**Short task**: Using the listing beneath this task, count the lines with the word "value" and write only the result.

**Recorded data**:

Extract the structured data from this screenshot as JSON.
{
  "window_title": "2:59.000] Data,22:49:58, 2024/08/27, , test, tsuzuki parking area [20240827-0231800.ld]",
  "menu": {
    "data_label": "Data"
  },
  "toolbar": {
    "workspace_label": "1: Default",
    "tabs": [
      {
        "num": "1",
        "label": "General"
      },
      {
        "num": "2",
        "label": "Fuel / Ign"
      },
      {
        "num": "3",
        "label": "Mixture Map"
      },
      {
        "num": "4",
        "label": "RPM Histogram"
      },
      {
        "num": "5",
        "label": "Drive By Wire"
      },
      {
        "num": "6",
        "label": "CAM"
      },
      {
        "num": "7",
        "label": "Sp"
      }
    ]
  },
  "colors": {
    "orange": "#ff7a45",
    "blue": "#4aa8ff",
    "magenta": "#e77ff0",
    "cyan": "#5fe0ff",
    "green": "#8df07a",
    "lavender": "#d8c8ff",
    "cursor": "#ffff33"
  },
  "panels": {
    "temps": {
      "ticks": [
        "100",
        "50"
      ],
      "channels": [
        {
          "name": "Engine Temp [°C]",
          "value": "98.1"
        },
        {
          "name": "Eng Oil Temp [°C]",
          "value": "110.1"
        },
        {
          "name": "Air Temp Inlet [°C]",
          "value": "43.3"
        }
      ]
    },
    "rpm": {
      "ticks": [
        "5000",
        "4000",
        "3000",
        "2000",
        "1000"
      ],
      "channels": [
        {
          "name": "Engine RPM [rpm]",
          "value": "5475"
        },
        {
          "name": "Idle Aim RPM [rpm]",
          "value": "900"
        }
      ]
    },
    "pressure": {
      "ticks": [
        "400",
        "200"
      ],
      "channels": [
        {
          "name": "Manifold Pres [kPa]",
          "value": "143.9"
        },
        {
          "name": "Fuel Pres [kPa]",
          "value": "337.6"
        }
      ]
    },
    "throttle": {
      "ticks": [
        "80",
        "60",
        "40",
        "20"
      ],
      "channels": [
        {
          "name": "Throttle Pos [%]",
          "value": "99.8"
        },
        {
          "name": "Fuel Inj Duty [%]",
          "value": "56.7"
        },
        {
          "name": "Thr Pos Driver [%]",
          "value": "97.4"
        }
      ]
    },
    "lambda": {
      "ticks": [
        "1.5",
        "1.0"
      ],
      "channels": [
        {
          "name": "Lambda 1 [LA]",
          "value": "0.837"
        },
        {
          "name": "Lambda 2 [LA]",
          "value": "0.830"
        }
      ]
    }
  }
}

**Exercise response**: 12